Stored entries
********

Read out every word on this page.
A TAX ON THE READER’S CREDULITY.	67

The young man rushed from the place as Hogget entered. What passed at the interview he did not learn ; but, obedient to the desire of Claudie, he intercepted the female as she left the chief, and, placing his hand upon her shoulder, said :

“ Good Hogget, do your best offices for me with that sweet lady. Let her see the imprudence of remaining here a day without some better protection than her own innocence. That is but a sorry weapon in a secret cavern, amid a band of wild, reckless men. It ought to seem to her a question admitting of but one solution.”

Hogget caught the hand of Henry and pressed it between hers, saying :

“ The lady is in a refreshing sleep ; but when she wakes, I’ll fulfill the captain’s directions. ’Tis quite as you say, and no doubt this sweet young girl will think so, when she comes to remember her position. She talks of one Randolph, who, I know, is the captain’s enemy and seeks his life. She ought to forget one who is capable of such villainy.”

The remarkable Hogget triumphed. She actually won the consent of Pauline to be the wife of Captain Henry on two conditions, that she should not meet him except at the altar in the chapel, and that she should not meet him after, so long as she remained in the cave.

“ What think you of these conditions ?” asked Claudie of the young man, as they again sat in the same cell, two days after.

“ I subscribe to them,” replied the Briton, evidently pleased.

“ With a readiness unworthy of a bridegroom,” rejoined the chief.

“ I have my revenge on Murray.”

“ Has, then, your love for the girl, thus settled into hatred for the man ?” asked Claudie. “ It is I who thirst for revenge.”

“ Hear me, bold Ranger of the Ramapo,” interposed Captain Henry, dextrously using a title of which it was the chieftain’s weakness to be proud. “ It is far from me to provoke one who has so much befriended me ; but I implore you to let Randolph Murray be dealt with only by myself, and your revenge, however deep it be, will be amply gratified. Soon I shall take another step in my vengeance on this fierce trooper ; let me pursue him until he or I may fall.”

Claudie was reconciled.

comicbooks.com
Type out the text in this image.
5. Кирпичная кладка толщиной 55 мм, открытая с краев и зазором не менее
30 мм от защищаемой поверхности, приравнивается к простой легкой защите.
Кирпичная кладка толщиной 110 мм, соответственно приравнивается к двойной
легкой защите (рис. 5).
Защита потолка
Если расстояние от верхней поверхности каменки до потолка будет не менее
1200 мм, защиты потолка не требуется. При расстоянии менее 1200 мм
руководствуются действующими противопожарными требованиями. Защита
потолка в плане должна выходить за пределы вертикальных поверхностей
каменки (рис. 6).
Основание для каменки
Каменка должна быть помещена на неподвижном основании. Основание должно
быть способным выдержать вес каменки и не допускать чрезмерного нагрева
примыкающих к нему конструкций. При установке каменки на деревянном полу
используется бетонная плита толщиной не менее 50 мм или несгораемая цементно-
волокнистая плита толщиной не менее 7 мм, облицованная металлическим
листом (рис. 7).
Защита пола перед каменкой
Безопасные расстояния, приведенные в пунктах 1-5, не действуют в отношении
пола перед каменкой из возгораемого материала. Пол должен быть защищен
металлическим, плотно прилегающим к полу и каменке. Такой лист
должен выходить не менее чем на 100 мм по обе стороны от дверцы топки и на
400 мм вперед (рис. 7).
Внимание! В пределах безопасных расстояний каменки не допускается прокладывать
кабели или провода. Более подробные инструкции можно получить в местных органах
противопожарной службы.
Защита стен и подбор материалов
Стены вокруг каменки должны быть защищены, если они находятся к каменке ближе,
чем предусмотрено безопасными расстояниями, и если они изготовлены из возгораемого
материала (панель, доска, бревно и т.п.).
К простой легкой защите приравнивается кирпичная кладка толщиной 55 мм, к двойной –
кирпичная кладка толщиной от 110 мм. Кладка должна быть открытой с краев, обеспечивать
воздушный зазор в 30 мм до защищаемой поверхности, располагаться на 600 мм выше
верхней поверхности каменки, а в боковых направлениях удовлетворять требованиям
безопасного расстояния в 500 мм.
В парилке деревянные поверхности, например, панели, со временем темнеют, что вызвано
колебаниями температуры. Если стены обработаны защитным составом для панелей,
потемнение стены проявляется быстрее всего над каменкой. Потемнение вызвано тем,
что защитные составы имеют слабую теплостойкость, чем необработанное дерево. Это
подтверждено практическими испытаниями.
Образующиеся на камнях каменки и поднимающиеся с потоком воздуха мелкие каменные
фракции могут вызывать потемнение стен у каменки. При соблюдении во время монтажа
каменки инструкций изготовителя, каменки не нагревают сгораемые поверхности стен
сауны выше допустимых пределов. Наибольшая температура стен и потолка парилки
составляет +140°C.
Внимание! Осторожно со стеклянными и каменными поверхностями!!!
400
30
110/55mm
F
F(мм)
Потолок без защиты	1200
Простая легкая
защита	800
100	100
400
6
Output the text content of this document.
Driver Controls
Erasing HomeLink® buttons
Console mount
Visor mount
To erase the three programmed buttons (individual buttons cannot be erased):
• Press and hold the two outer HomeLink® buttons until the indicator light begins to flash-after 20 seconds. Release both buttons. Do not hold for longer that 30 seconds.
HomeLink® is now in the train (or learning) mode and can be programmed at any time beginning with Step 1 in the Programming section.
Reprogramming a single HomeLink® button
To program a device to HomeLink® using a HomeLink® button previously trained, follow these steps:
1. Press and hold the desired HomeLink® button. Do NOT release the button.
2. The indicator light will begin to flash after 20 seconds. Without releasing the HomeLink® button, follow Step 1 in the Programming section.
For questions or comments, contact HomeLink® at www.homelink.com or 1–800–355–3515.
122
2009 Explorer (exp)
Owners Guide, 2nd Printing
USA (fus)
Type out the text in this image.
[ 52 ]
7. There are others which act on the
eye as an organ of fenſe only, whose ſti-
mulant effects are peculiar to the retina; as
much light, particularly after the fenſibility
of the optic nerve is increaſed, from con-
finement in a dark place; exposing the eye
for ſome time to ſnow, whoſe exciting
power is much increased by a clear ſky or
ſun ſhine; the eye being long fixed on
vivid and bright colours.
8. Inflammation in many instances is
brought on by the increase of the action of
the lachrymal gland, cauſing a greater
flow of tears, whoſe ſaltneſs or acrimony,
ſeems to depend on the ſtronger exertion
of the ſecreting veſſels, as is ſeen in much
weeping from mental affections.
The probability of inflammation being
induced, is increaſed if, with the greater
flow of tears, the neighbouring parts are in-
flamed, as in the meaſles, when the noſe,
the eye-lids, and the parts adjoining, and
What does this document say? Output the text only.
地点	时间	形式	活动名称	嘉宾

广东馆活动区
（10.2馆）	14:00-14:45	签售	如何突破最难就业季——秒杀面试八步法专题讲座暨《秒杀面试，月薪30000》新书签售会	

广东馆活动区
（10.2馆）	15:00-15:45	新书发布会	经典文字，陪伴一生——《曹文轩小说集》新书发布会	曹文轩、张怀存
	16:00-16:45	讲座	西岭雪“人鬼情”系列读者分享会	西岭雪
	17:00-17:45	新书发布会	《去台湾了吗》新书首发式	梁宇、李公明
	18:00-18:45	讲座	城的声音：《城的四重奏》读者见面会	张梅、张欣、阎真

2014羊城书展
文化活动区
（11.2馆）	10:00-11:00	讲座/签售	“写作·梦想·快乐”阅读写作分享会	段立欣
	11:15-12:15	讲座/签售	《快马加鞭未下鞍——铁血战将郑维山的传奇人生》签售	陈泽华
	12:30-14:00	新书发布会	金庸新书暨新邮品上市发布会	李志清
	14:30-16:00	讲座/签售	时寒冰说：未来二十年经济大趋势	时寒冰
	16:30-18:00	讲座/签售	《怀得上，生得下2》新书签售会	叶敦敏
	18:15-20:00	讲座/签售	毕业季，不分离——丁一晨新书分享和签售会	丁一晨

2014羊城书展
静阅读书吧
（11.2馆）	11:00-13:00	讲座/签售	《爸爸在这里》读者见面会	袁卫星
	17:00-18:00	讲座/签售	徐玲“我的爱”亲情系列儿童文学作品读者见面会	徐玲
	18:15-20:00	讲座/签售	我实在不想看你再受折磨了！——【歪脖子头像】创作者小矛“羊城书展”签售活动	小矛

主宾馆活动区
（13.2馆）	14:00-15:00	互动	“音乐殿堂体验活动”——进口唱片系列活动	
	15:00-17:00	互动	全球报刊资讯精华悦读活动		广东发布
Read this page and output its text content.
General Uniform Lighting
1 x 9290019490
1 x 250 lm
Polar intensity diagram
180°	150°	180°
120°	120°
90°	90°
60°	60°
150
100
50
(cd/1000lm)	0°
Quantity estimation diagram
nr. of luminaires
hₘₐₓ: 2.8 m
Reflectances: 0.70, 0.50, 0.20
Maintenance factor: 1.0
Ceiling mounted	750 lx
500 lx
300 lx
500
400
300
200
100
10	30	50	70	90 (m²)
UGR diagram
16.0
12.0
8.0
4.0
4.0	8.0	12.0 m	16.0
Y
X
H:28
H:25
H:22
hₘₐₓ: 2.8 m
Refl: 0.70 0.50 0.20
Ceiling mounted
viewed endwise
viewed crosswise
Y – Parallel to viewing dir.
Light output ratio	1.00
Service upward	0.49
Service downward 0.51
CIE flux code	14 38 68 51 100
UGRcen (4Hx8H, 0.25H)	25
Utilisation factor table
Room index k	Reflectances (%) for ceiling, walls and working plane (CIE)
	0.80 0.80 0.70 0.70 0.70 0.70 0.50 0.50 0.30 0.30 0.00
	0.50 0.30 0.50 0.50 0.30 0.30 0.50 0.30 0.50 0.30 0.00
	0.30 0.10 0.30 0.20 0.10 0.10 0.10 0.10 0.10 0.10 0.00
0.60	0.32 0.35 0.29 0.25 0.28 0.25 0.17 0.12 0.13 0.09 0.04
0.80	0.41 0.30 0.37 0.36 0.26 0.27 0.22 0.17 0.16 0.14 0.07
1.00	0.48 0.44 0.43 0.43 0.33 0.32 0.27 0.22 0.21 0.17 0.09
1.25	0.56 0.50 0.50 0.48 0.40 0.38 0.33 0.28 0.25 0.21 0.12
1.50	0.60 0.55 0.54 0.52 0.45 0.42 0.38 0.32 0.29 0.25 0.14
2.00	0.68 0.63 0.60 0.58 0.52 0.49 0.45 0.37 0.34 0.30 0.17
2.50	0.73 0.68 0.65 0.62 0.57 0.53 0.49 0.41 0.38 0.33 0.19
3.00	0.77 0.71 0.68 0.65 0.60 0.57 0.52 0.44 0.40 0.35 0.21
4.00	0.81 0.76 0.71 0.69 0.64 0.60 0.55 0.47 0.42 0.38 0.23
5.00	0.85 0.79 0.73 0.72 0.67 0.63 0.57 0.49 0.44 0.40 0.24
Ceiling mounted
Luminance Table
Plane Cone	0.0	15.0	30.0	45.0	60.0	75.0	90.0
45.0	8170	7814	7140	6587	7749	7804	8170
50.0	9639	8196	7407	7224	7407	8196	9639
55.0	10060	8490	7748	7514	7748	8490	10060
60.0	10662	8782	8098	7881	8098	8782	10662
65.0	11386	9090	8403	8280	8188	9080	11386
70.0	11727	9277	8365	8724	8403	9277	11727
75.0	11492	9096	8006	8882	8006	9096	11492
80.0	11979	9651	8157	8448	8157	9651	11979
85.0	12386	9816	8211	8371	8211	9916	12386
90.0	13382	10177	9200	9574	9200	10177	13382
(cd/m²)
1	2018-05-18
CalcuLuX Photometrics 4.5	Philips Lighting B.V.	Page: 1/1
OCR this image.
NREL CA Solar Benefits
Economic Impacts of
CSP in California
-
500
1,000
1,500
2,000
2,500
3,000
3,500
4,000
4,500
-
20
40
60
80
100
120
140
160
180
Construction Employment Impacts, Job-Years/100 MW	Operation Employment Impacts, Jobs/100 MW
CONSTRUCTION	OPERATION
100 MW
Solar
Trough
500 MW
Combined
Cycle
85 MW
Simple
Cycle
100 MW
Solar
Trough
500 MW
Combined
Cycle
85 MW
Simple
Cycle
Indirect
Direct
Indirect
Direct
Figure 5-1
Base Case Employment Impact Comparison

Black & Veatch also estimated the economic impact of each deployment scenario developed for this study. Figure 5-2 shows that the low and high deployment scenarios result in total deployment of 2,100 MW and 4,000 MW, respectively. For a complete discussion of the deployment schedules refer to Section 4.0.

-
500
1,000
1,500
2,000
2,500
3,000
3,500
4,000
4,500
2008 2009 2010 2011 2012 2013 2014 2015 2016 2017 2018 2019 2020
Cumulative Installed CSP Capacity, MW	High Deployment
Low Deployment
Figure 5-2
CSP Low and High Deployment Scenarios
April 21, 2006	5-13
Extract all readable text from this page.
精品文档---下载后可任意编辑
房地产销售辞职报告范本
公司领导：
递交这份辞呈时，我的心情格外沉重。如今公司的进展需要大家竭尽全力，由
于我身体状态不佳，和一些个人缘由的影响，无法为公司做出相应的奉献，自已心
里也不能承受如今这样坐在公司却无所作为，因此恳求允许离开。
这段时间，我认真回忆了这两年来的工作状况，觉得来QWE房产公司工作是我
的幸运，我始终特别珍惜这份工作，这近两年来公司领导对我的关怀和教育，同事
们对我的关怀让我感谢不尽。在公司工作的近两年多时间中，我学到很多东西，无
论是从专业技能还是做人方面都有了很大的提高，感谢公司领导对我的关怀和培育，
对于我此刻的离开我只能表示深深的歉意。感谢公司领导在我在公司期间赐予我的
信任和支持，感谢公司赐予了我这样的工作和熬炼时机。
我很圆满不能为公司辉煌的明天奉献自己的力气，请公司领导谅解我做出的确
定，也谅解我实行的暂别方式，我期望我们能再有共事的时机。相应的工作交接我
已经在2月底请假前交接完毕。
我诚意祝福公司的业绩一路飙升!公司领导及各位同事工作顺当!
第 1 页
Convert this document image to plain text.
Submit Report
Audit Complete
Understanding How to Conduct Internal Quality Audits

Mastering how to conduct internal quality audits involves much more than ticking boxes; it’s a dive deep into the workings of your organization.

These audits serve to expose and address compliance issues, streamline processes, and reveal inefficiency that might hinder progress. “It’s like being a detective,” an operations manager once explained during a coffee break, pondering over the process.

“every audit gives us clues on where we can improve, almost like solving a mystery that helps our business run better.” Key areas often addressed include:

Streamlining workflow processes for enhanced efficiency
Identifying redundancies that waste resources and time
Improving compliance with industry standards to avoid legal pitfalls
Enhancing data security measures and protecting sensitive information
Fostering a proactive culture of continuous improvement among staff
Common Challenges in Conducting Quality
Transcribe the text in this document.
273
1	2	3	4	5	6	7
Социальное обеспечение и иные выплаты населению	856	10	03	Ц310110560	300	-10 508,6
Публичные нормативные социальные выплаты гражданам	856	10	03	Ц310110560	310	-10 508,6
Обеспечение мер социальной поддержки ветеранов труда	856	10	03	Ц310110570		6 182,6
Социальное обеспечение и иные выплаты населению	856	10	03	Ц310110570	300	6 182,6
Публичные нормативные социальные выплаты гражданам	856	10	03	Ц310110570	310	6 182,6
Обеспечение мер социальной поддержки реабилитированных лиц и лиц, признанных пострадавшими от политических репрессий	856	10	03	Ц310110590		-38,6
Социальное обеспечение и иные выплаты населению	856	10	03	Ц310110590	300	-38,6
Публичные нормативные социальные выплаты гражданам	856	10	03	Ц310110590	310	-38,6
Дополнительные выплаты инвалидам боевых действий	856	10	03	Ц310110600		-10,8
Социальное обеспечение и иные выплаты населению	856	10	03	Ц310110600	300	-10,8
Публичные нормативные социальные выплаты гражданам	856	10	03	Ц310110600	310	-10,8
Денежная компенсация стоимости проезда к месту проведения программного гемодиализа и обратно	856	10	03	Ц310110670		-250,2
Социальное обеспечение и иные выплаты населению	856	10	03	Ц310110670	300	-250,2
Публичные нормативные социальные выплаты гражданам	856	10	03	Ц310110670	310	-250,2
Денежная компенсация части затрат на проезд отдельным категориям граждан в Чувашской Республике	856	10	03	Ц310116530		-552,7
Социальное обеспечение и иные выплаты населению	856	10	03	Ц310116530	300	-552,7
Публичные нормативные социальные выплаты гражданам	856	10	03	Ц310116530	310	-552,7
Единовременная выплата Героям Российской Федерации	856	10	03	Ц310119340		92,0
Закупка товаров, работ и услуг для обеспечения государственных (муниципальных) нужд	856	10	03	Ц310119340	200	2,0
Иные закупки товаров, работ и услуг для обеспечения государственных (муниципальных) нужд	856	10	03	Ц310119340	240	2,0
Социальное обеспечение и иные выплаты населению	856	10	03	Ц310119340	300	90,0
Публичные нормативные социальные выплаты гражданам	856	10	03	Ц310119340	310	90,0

********

• **Given instruction**: Copy out each line of the material that holds the word "Lighting".

• **Completed task**:
General Uniform Lighting
CalcuLuX Photometrics 4.5	Philips Lighting B.V.	Page: 1/1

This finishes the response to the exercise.